--- START ---
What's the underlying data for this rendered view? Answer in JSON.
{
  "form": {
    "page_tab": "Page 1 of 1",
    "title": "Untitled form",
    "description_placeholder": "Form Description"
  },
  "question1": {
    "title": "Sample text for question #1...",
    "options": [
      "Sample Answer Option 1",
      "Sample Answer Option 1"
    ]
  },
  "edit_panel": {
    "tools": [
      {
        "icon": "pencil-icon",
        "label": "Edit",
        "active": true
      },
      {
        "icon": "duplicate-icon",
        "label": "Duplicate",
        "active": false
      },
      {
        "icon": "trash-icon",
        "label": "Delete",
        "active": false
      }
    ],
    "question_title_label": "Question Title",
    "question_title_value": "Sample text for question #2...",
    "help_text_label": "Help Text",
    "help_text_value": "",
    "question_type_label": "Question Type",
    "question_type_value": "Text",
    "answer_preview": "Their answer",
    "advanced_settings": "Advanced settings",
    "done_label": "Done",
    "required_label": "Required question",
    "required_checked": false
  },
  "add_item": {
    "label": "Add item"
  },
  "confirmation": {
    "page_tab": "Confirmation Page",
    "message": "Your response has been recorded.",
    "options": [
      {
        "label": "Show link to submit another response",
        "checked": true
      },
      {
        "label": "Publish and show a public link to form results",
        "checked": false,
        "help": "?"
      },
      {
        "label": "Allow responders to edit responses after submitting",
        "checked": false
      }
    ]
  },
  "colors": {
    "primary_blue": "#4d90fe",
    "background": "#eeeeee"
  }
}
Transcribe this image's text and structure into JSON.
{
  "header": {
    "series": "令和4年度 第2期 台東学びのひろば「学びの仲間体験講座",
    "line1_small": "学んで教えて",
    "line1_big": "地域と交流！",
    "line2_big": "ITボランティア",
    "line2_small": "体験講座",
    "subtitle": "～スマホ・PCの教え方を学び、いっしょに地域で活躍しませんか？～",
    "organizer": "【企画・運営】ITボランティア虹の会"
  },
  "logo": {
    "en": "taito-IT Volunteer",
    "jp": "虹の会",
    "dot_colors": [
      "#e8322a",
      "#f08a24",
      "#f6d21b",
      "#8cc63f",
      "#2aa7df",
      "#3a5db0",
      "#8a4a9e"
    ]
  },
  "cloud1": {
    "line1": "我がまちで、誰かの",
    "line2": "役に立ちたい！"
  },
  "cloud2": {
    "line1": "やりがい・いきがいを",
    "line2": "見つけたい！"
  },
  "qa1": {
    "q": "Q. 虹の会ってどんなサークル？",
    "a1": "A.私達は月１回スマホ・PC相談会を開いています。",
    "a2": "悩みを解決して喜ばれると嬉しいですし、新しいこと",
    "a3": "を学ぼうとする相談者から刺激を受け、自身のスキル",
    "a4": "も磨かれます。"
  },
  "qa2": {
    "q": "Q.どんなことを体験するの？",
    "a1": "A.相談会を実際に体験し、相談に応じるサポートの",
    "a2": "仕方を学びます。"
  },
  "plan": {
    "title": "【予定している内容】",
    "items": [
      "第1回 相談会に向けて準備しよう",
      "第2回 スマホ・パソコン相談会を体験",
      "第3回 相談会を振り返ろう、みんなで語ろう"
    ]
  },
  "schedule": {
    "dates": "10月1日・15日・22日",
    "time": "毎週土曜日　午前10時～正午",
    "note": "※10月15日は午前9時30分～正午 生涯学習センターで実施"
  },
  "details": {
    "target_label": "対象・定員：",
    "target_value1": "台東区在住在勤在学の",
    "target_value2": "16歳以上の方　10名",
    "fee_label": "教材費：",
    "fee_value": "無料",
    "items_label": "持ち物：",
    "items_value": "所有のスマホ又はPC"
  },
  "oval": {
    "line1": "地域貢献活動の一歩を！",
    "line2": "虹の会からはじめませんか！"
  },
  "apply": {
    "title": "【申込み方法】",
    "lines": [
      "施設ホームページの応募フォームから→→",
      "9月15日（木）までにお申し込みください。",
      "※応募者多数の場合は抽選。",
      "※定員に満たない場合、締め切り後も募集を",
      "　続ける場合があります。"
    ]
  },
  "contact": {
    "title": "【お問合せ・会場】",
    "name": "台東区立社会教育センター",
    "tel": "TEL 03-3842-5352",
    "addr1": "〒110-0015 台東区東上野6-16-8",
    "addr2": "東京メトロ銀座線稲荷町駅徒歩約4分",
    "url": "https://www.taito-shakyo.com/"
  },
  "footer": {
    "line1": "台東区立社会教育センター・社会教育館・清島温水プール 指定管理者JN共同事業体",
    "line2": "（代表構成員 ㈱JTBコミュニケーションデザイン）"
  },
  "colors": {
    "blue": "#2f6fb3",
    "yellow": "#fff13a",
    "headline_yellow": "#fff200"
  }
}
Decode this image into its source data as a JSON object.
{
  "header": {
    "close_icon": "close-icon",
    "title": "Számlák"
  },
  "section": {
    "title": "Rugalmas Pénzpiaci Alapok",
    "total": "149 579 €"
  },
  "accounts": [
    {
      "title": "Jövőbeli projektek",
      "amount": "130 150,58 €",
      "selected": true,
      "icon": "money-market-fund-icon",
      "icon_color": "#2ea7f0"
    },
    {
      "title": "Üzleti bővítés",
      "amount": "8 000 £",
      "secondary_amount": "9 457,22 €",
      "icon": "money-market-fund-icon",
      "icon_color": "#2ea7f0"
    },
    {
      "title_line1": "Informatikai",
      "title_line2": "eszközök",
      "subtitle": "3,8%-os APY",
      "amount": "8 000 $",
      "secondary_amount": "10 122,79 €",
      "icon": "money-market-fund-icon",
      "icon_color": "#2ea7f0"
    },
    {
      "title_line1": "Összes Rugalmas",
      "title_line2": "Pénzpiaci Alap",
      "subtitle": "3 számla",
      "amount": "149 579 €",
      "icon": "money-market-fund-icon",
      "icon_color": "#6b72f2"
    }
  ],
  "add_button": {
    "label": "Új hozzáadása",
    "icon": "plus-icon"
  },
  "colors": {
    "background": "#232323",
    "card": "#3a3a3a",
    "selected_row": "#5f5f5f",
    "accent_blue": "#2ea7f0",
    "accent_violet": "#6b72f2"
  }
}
--- END ---
_SHORT EXERCISE_:
Your task is to extract the lines running from the one with "Decode this image" to the end of the material, inclusive, copying each exactly and adding nothing.

_EXPECTED ANSWER_:
Decode this image into its source data as a JSON object.
{
  "header": {
    "close_icon": "close-icon",
    "title": "Számlák"
  },
  "section": {
    "title": "Rugalmas Pénzpiaci Alapok",
    "total": "149 579 €"
  },
  "accounts": [
    {
      "title": "Jövőbeli projektek",
      "amount": "130 150,58 €",
      "selected": true,
      "icon": "money-market-fund-icon",
      "icon_color": "#2ea7f0"
    },
    {
      "title": "Üzleti bővítés",
      "amount": "8 000 £",
      "secondary_amount": "9 457,22 €",
      "icon": "money-market-fund-icon",
      "icon_color": "#2ea7f0"
    },
    {
      "title_line1": "Informatikai",
      "title_line2": "eszközök",
      "subtitle": "3,8%-os APY",
      "amount": "8 000 $",
      "secondary_amount": "10 122,79 €",
      "icon": "money-market-fund-icon",
      "icon_color": "#2ea7f0"
    },
    {
      "title_line1": "Összes Rugalmas",
      "title_line2": "Pénzpiaci Alap",
      "subtitle": "3 számla",
      "amount": "149 579 €",
      "icon": "money-market-fund-icon",
      "icon_color": "#6b72f2"
    }
  ],
  "add_button": {
    "label": "Új hozzáadása",
    "icon": "plus-icon"
  },
  "colors": {
    "background": "#232323",
    "card": "#3a3a3a",
    "selected_row": "#5f5f5f",
    "accent_blue": "#2ea7f0",
    "accent_violet": "#6b72f2"
  }
}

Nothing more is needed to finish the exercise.